--- start of Dataset records ---

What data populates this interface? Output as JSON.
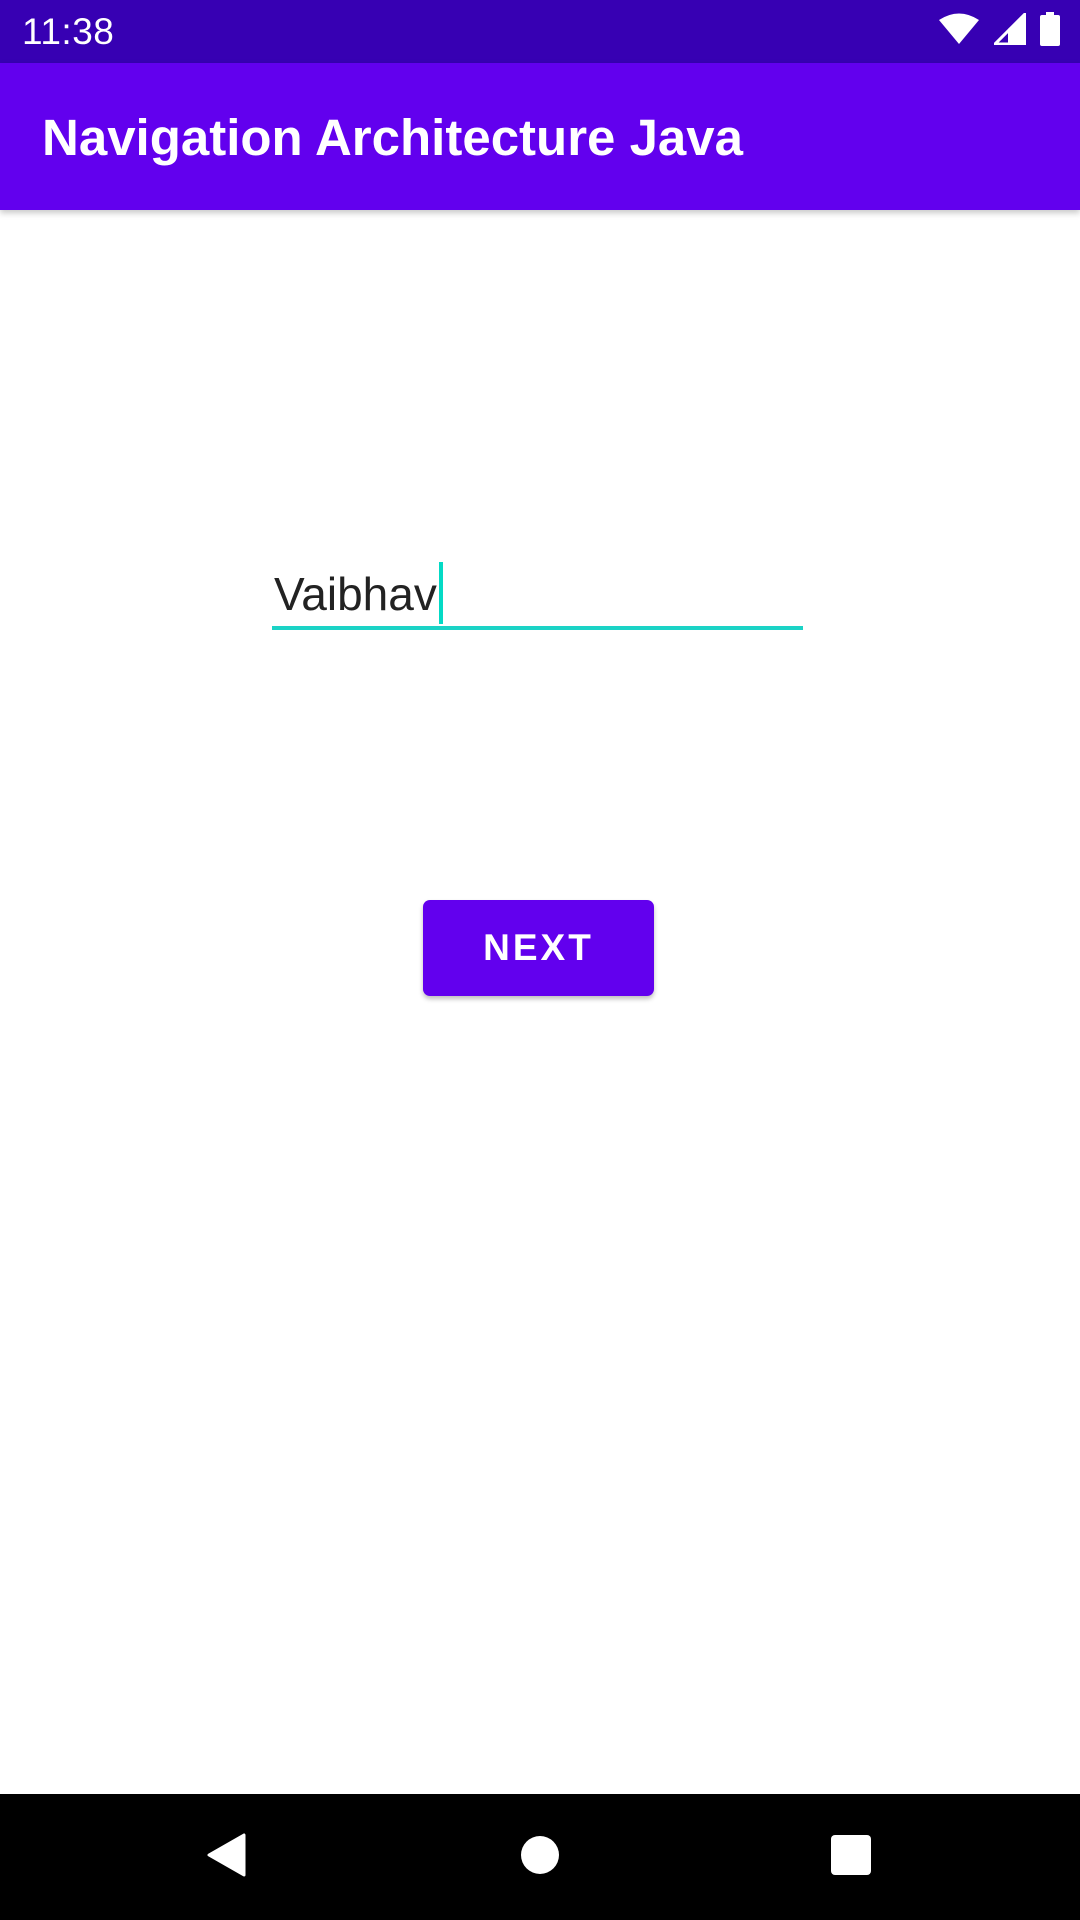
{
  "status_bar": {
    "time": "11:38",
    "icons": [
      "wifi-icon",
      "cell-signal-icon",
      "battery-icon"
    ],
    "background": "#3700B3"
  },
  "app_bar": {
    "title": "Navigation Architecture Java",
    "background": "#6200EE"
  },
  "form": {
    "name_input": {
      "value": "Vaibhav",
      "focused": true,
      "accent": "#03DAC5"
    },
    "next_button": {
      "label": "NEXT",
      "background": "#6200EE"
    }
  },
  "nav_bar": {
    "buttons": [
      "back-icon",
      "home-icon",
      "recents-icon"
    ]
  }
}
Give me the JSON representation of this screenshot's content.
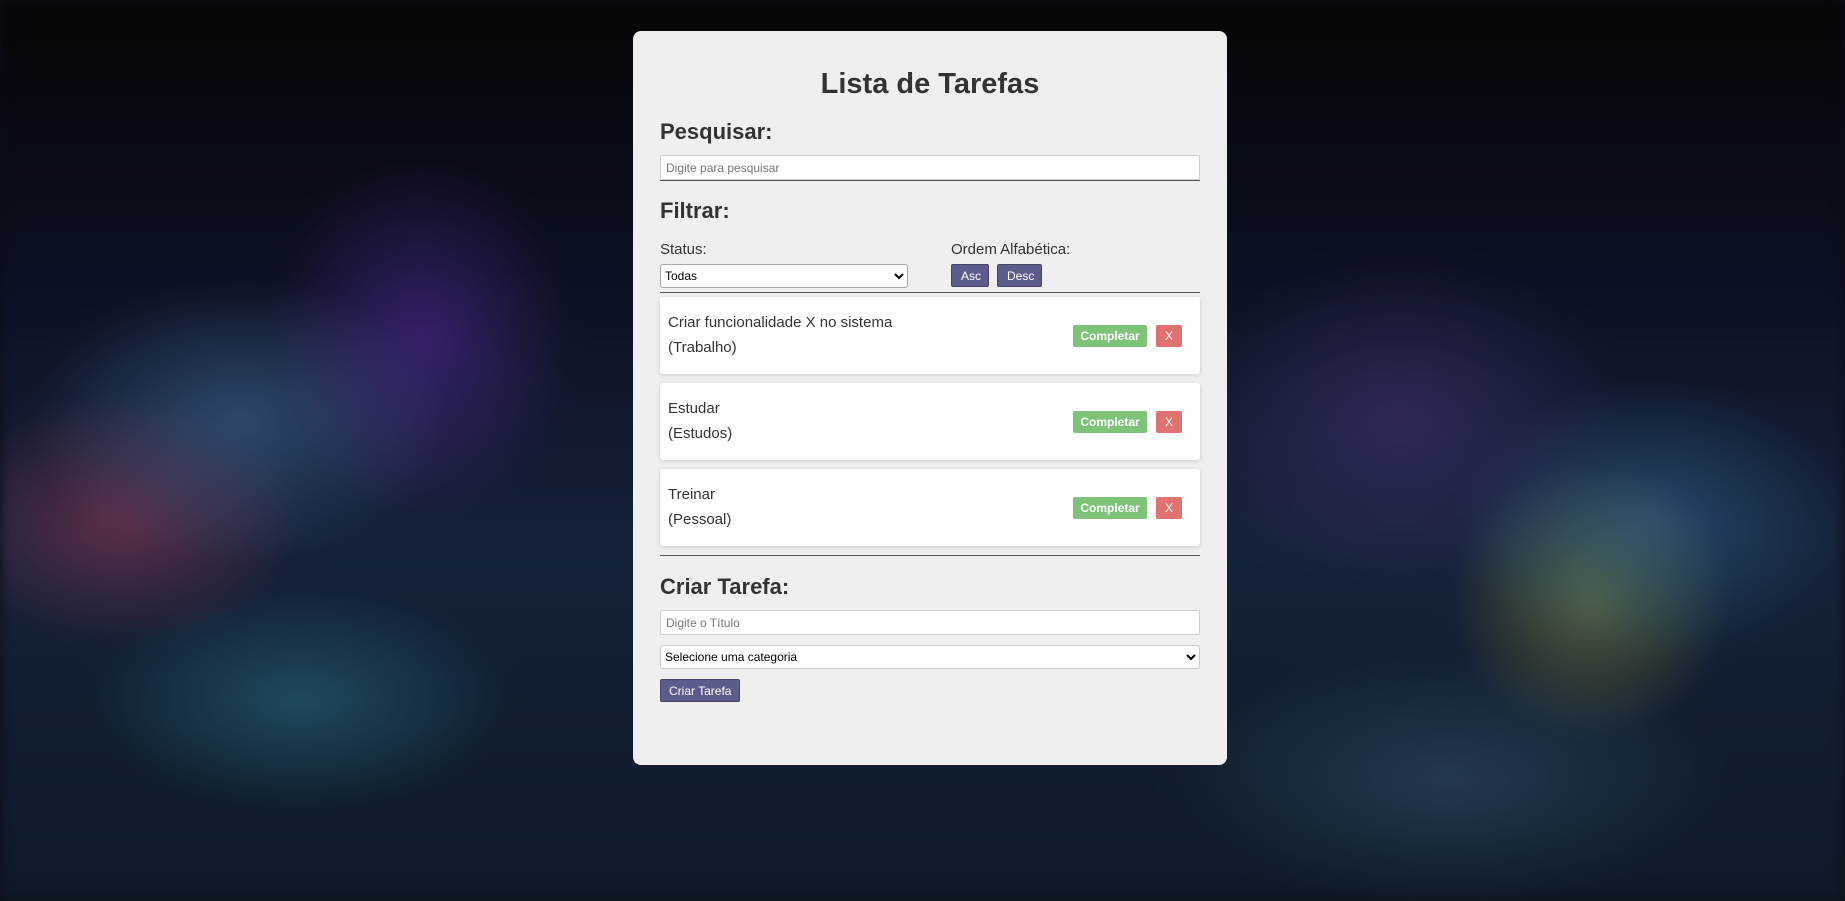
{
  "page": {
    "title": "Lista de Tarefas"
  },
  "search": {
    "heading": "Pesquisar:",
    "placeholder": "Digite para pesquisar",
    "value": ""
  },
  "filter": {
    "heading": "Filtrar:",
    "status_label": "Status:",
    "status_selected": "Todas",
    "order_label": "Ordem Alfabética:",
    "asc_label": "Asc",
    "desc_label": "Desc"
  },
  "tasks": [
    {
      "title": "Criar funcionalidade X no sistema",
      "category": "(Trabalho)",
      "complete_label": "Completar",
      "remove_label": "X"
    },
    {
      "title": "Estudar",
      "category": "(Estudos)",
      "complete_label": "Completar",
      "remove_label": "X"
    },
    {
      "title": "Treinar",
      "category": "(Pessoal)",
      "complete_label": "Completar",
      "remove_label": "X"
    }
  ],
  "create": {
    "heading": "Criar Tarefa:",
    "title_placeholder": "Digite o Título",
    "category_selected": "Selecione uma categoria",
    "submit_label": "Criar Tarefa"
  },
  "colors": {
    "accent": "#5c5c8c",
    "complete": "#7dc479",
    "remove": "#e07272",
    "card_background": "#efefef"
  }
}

--- end of Dataset records ---

• Exercise:
Reproduce all the records verbatim, excluding images.

• Answer for the task:
What data populates this interface? Output as JSON.
{
  "status_bar": {
    "time": "11:38",
    "icons": [
      "wifi-icon",
      "cell-signal-icon",
      "battery-icon"
    ],
    "background": "#3700B3"
  },
  "app_bar": {
    "title": "Navigation Architecture Java",
    "background": "#6200EE"
  },
  "form": {
    "name_input": {
      "value": "Vaibhav",
      "focused": true,
      "accent": "#03DAC5"
    },
    "next_button": {
      "label": "NEXT",
      "background": "#6200EE"
    }
  },
  "nav_bar": {
    "buttons": [
      "back-icon",
      "home-icon",
      "recents-icon"
    ]
  }
}
Give me the JSON representation of this screenshot's content.
{
  "page": {
    "title": "Lista de Tarefas"
  },
  "search": {
    "heading": "Pesquisar:",
    "placeholder": "Digite para pesquisar",
    "value": ""
  },
  "filter": {
    "heading": "Filtrar:",
    "status_label": "Status:",
    "status_selected": "Todas",
    "order_label": "Ordem Alfabética:",
    "asc_label": "Asc",
    "desc_label": "Desc"
  },
  "tasks": [
    {
      "title": "Criar funcionalidade X no sistema",
      "category": "(Trabalho)",
      "complete_label": "Completar",
      "remove_label": "X"
    },
    {
      "title": "Estudar",
      "category": "(Estudos)",
      "complete_label": "Completar",
      "remove_label": "X"
    },
    {
      "title": "Treinar",
      "category": "(Pessoal)",
      "complete_label": "Completar",
      "remove_label": "X"
    }
  ],
  "create": {
    "heading": "Criar Tarefa:",
    "title_placeholder": "Digite o Título",
    "category_selected": "Selecione uma categoria",
    "submit_label": "Criar Tarefa"
  },
  "colors": {
    "accent": "#5c5c8c",
    "complete": "#7dc479",
    "remove": "#e07272",
    "card_background": "#efefef"
  }
}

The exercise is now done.